START Provided records
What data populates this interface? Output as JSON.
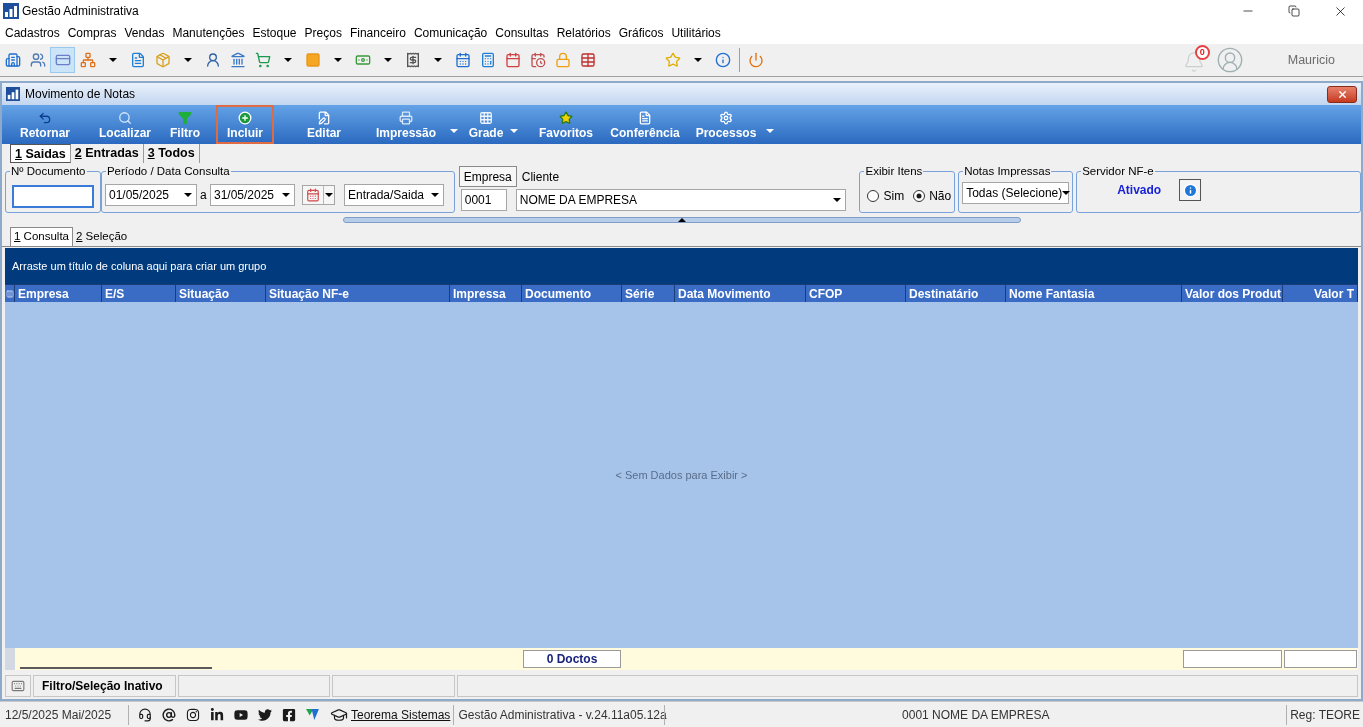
{
  "window": {
    "title": "Gestão Administrativa"
  },
  "menu": [
    "Cadastros",
    "Compras",
    "Vendas",
    "Manutenções",
    "Estoque",
    "Preços",
    "Financeiro",
    "Comunicação",
    "Consultas",
    "Relatórios",
    "Gráficos",
    "Utilitários"
  ],
  "toolbar_buttons": [
    {
      "selected": false,
      "dropdown": false
    },
    {
      "selected": false,
      "dropdown": false
    },
    {
      "selected": true,
      "dropdown": false
    },
    {
      "selected": false,
      "dropdown": true
    },
    {
      "selected": false,
      "dropdown": false
    },
    {
      "selected": false,
      "dropdown": true
    },
    {
      "selected": false,
      "dropdown": false
    },
    {
      "selected": false,
      "dropdown": false
    },
    {
      "selected": false,
      "dropdown": true
    },
    {
      "selected": false,
      "dropdown": true
    },
    {
      "selected": false,
      "dropdown": true
    },
    {
      "selected": false,
      "dropdown": true
    },
    {
      "selected": false,
      "dropdown": false
    },
    {
      "selected": false,
      "dropdown": false
    },
    {
      "selected": false,
      "dropdown": false
    },
    {
      "selected": false,
      "dropdown": false
    },
    {
      "selected": false,
      "dropdown": false
    },
    {
      "selected": false,
      "dropdown": false
    },
    {
      "selected": false,
      "dropdown": true
    },
    {
      "selected": false,
      "dropdown": false
    },
    {
      "selected": false,
      "dropdown": false
    }
  ],
  "user_area": {
    "notification_count": "0",
    "user_name": "Mauricio"
  },
  "document_window": {
    "title": "Movimento de Notas",
    "toolbar": [
      {
        "label": "Retornar",
        "selected": false,
        "dropdown": false
      },
      {
        "label": "Localizar",
        "selected": false,
        "dropdown": false
      },
      {
        "label": "Filtro",
        "selected": false,
        "dropdown": false
      },
      {
        "label": "Incluir",
        "selected": true,
        "dropdown": false
      },
      {
        "label": "Editar",
        "selected": false,
        "dropdown": false
      },
      {
        "label": "Impressão",
        "selected": false,
        "dropdown": true
      },
      {
        "label": "Grade",
        "selected": false,
        "dropdown": true
      },
      {
        "label": "Favoritos",
        "selected": false,
        "dropdown": false
      },
      {
        "label": "Conferência",
        "selected": false,
        "dropdown": false
      },
      {
        "label": "Processos",
        "selected": false,
        "dropdown": true
      }
    ],
    "tabs": [
      {
        "key": "1",
        "label": "Saidas",
        "selected": true
      },
      {
        "key": "2",
        "label": "Entradas",
        "selected": false
      },
      {
        "key": "3",
        "label": "Todos",
        "selected": false
      }
    ],
    "filters": {
      "document_number": {
        "label": "Nº Documento"
      },
      "period": {
        "label": "Período / Data Consulta",
        "from": "01/05/2025",
        "separator": "a",
        "to": "31/05/2025",
        "movement_type": "Entrada/Saida"
      },
      "party": {
        "tabs": [
          {
            "label": "Empresa",
            "selected": true
          },
          {
            "label": "Cliente",
            "selected": false
          }
        ],
        "code": "0001",
        "name": "NOME DA EMPRESA"
      },
      "show_items": {
        "label": "Exibir Itens",
        "options": [
          {
            "label": "Sim",
            "selected": false
          },
          {
            "label": "Não",
            "selected": true
          }
        ]
      },
      "printed_notes": {
        "label": "Notas Impressas",
        "value": "Todas (Selecione)"
      },
      "nfe_server": {
        "label": "Servidor NF-e",
        "status": "Ativado"
      }
    },
    "view_tabs": [
      {
        "key": "1",
        "label": "Consulta",
        "selected": true
      },
      {
        "key": "2",
        "label": "Seleção",
        "selected": false
      }
    ],
    "grid": {
      "group_hint": "Arraste um título de coluna aqui para criar um grupo",
      "columns": [
        {
          "label": "Empresa"
        },
        {
          "label": "E/S"
        },
        {
          "label": "Situação"
        },
        {
          "label": "Situação NF-e"
        },
        {
          "label": "Impressa"
        },
        {
          "label": "Documento",
          "summary": "0 Doctos"
        },
        {
          "label": "Série"
        },
        {
          "label": "Data Movimento"
        },
        {
          "label": "CFOP"
        },
        {
          "label": "Destinatário"
        },
        {
          "label": "Nome Fantasia"
        },
        {
          "label": "Valor dos Produt",
          "summary_box": true
        },
        {
          "label": "Valor T",
          "summary_box": true
        }
      ],
      "empty_text": "< Sem Dados para Exibir >"
    },
    "status_bar": {
      "filter_status": "Filtro/Seleção Inativo"
    }
  },
  "app_status_bar": {
    "date": "12/5/2025 Mai/2025",
    "company_link": "Teorema Sistemas",
    "version": "Gestão Administrativa - v.24.11a05.12a",
    "company": "0001 NOME DA EMPRESA",
    "registration": "Reg: TEORE"
  }
}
END Provided records
Search the data for "Documento". Copy every line that has it.

        "label": "Nº Documento"
          "label": "Documento",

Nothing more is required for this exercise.